Repeat the records verbatim and leave the pictures out of your copy.

DATA EXCERPTS:
________

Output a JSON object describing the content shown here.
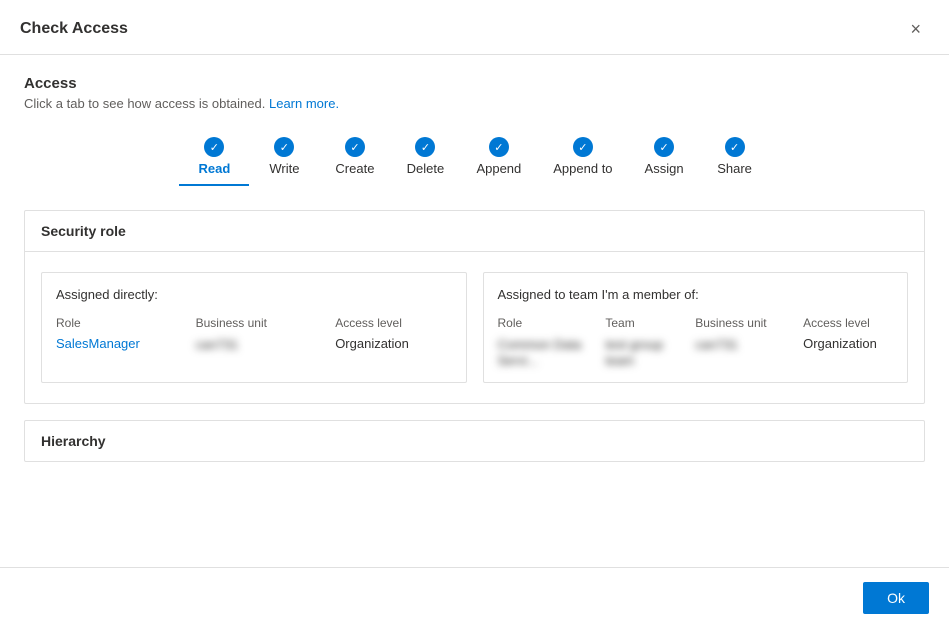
{
  "dialog": {
    "title": "Check Access",
    "close_label": "×"
  },
  "access_section": {
    "title": "Access",
    "subtitle": "Click a tab to see how access is obtained.",
    "learn_more_label": "Learn more."
  },
  "tabs": [
    {
      "id": "read",
      "label": "Read",
      "active": true
    },
    {
      "id": "write",
      "label": "Write",
      "active": false
    },
    {
      "id": "create",
      "label": "Create",
      "active": false
    },
    {
      "id": "delete",
      "label": "Delete",
      "active": false
    },
    {
      "id": "append",
      "label": "Append",
      "active": false
    },
    {
      "id": "append-to",
      "label": "Append to",
      "active": false
    },
    {
      "id": "assign",
      "label": "Assign",
      "active": false
    },
    {
      "id": "share",
      "label": "Share",
      "active": false
    }
  ],
  "security_role_section": {
    "title": "Security role",
    "assigned_directly": {
      "label": "Assigned directly:",
      "columns": {
        "role": "Role",
        "business_unit": "Business unit",
        "access_level": "Access level"
      },
      "row": {
        "role_part1": "Sales",
        "role_part2": "Manager",
        "business_unit": "can731",
        "access_level": "Organization"
      }
    },
    "assigned_team": {
      "label": "Assigned to team I'm a member of:",
      "columns": {
        "role": "Role",
        "team": "Team",
        "business_unit": "Business unit",
        "access_level": "Access level"
      },
      "row": {
        "role": "Common Data Servi...",
        "team": "test group team",
        "business_unit": "can731",
        "access_level": "Organization"
      }
    }
  },
  "hierarchy_section": {
    "title": "Hierarchy"
  },
  "footer": {
    "ok_label": "Ok"
  }
}
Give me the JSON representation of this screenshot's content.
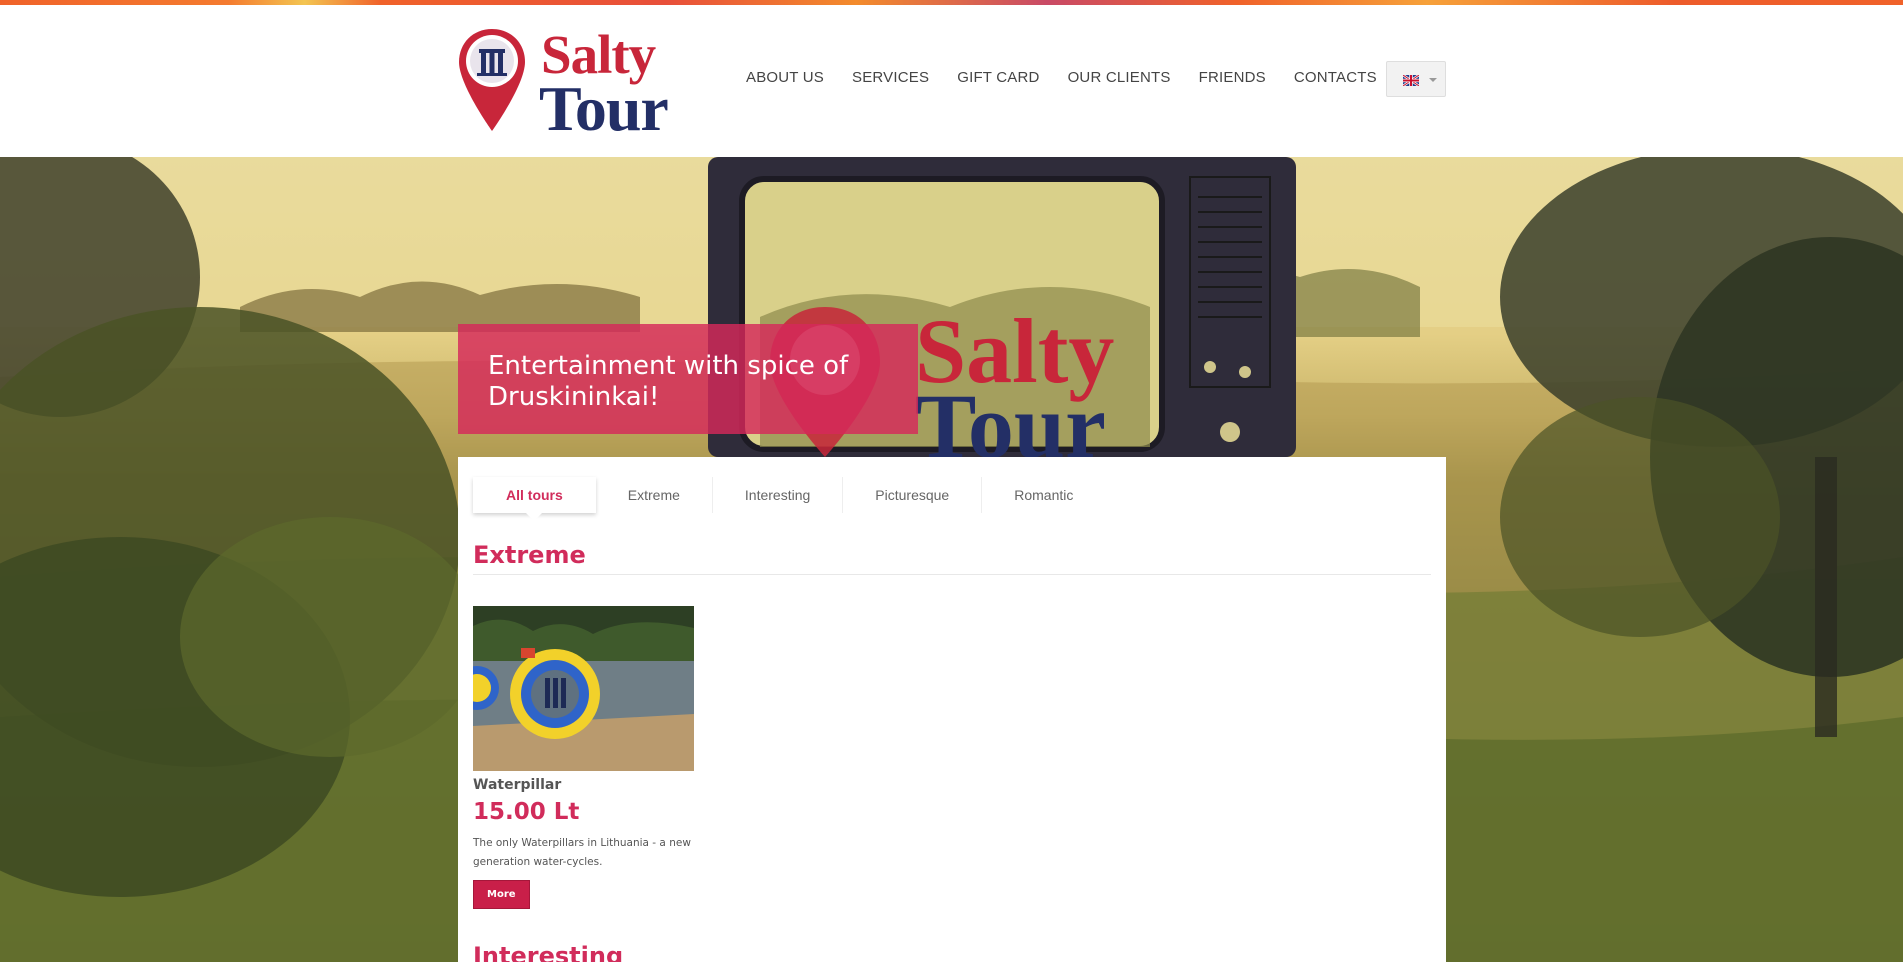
{
  "brand": {
    "name_line1": "Salty",
    "name_line2": "Tour",
    "colors": {
      "red": "#c8263a",
      "navy": "#232f66",
      "accent": "#d12c5b"
    }
  },
  "nav": {
    "items": [
      {
        "label": "ABOUT US"
      },
      {
        "label": "SERVICES"
      },
      {
        "label": "GIFT CARD"
      },
      {
        "label": "OUR CLIENTS"
      },
      {
        "label": "FRIENDS"
      },
      {
        "label": "CONTACTS"
      }
    ],
    "language": {
      "icon": "uk-flag-icon",
      "caret_icon": "chevron-down-icon"
    }
  },
  "hero": {
    "tagline": "Entertainment with spice of Druskininkai!",
    "thumbnails": [
      {
        "icon": "tv-scene-thumbnail",
        "active": true
      },
      {
        "icon": "can-thumbnail",
        "active": false
      },
      {
        "icon": "night-thumbnail",
        "active": false
      }
    ]
  },
  "tabs": [
    {
      "label": "All tours",
      "active": true
    },
    {
      "label": "Extreme",
      "active": false
    },
    {
      "label": "Interesting",
      "active": false
    },
    {
      "label": "Picturesque",
      "active": false
    },
    {
      "label": "Romantic",
      "active": false
    }
  ],
  "sections": [
    {
      "title": "Extreme",
      "items": [
        {
          "name": "Waterpillar",
          "price": "15.00 Lt",
          "description": "The only Waterpillars in Lithuania - a new generation water-cycles.",
          "button": "More"
        }
      ]
    },
    {
      "title": "Interesting"
    }
  ]
}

________

SOLUTION:
Output a JSON object describing the content shown here.
{
  "dialog": {
    "title": "Check Access",
    "close_label": "×"
  },
  "access_section": {
    "title": "Access",
    "subtitle": "Click a tab to see how access is obtained.",
    "learn_more_label": "Learn more."
  },
  "tabs": [
    {
      "id": "read",
      "label": "Read",
      "active": true
    },
    {
      "id": "write",
      "label": "Write",
      "active": false
    },
    {
      "id": "create",
      "label": "Create",
      "active": false
    },
    {
      "id": "delete",
      "label": "Delete",
      "active": false
    },
    {
      "id": "append",
      "label": "Append",
      "active": false
    },
    {
      "id": "append-to",
      "label": "Append to",
      "active": false
    },
    {
      "id": "assign",
      "label": "Assign",
      "active": false
    },
    {
      "id": "share",
      "label": "Share",
      "active": false
    }
  ],
  "security_role_section": {
    "title": "Security role",
    "assigned_directly": {
      "label": "Assigned directly:",
      "columns": {
        "role": "Role",
        "business_unit": "Business unit",
        "access_level": "Access level"
      },
      "row": {
        "role_part1": "Sales",
        "role_part2": "Manager",
        "business_unit": "can731",
        "access_level": "Organization"
      }
    },
    "assigned_team": {
      "label": "Assigned to team I'm a member of:",
      "columns": {
        "role": "Role",
        "team": "Team",
        "business_unit": "Business unit",
        "access_level": "Access level"
      },
      "row": {
        "role": "Common Data Servi...",
        "team": "test group team",
        "business_unit": "can731",
        "access_level": "Organization"
      }
    }
  },
  "hierarchy_section": {
    "title": "Hierarchy"
  },
  "footer": {
    "ok_label": "Ok"
  }
}
Give me the JSON representation of this screenshot's content.
{
  "brand": {
    "name_line1": "Salty",
    "name_line2": "Tour",
    "colors": {
      "red": "#c8263a",
      "navy": "#232f66",
      "accent": "#d12c5b"
    }
  },
  "nav": {
    "items": [
      {
        "label": "ABOUT US"
      },
      {
        "label": "SERVICES"
      },
      {
        "label": "GIFT CARD"
      },
      {
        "label": "OUR CLIENTS"
      },
      {
        "label": "FRIENDS"
      },
      {
        "label": "CONTACTS"
      }
    ],
    "language": {
      "icon": "uk-flag-icon",
      "caret_icon": "chevron-down-icon"
    }
  },
  "hero": {
    "tagline": "Entertainment with spice of Druskininkai!",
    "thumbnails": [
      {
        "icon": "tv-scene-thumbnail",
        "active": true
      },
      {
        "icon": "can-thumbnail",
        "active": false
      },
      {
        "icon": "night-thumbnail",
        "active": false
      }
    ]
  },
  "tabs": [
    {
      "label": "All tours",
      "active": true
    },
    {
      "label": "Extreme",
      "active": false
    },
    {
      "label": "Interesting",
      "active": false
    },
    {
      "label": "Picturesque",
      "active": false
    },
    {
      "label": "Romantic",
      "active": false
    }
  ],
  "sections": [
    {
      "title": "Extreme",
      "items": [
        {
          "name": "Waterpillar",
          "price": "15.00 Lt",
          "description": "The only Waterpillars in Lithuania - a new generation water-cycles.",
          "button": "More"
        }
      ]
    },
    {
      "title": "Interesting"
    }
  ]
}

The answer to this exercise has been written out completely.